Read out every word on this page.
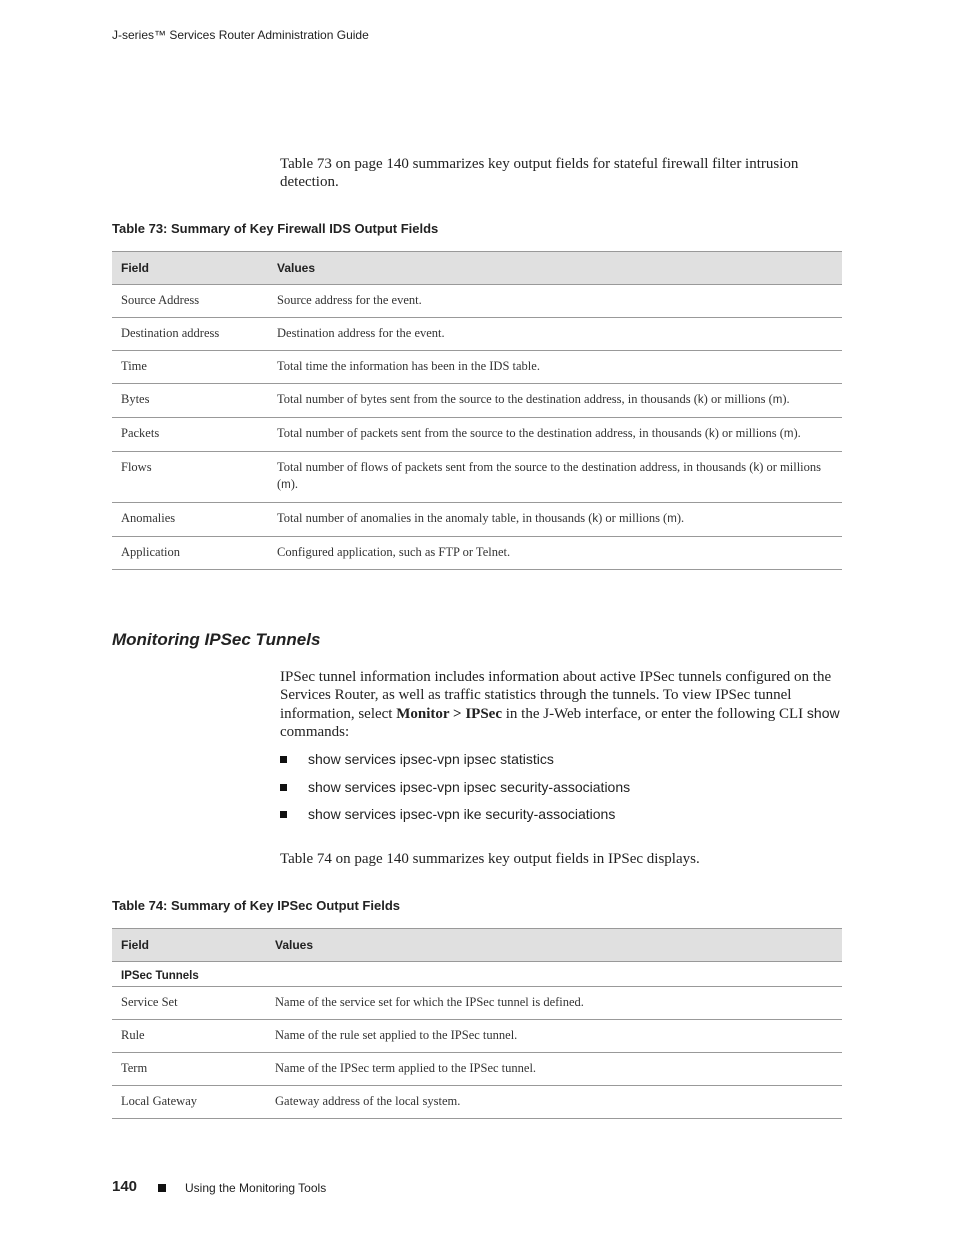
J-series™ Services Router Administration Guide
Table 73 on page 140 summarizes key output fields for stateful firewall filter intrusion detection.
Table 73: Summary of Key Firewall IDS Output Fields
Field	Values
Source Address	Source address for the event.
Destination address	Destination address for the event.
Time	Total time the information has been in the IDS table.
Bytes	Total number of bytes sent from the source to the destination address, in thousands (k) or millions (m).
Packets	Total number of packets sent from the source to the destination address, in thousands (k) or millions (m).
Flows	Total number of flows of packets sent from the source to the destination address, in thousands (k) or millions (m).
Anomalies	Total number of anomalies in the anomaly table, in thousands (k) or millions (m).
Application	Configured application, such as FTP or Telnet.
Monitoring IPSec Tunnels
IPSec tunnel information includes information about active IPSec tunnels configured on the Services Router, as well as traffic statistics through the tunnels. To view IPSec tunnel information, select Monitor > IPSec in the J-Web interface, or enter the following CLI show commands:
show services ipsec-vpn ipsec statistics
show services ipsec-vpn ipsec security-associations
show services ipsec-vpn ike security-associations
Table 74 on page 140 summarizes key output fields in IPSec displays.
Table 74: Summary of Key IPSec Output Fields
Field	Values
IPSec Tunnels	
Service Set	Name of the service set for which the IPSec tunnel is defined.
Rule	Name of the rule set applied to the IPSec tunnel.
Term	Name of the IPSec term applied to the IPSec tunnel.
Local Gateway	Gateway address of the local system.
140	Using the Monitoring Tools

= What needs to be done =
Reproduce each entry precisely. Leave the pictures out.

= Exercise result =
Read out every word on this page.
J-series™ Services Router Administration Guide
Table 73 on page 140 summarizes key output fields for stateful firewall filter intrusion detection.
Table 73: Summary of Key Firewall IDS Output Fields
Field	Values
Source Address	Source address for the event.
Destination address	Destination address for the event.
Time	Total time the information has been in the IDS table.
Bytes	Total number of bytes sent from the source to the destination address, in thousands (k) or millions (m).
Packets	Total number of packets sent from the source to the destination address, in thousands (k) or millions (m).
Flows	Total number of flows of packets sent from the source to the destination address, in thousands (k) or millions (m).
Anomalies	Total number of anomalies in the anomaly table, in thousands (k) or millions (m).
Application	Configured application, such as FTP or Telnet.
Monitoring IPSec Tunnels
IPSec tunnel information includes information about active IPSec tunnels configured on the Services Router, as well as traffic statistics through the tunnels. To view IPSec tunnel information, select Monitor > IPSec in the J-Web interface, or enter the following CLI show commands:
show services ipsec-vpn ipsec statistics
show services ipsec-vpn ipsec security-associations
show services ipsec-vpn ike security-associations
Table 74 on page 140 summarizes key output fields in IPSec displays.
Table 74: Summary of Key IPSec Output Fields
Field	Values
IPSec Tunnels	
Service Set	Name of the service set for which the IPSec tunnel is defined.
Rule	Name of the rule set applied to the IPSec tunnel.
Term	Name of the IPSec term applied to the IPSec tunnel.
Local Gateway	Gateway address of the local system.
140	Using the Monitoring Tools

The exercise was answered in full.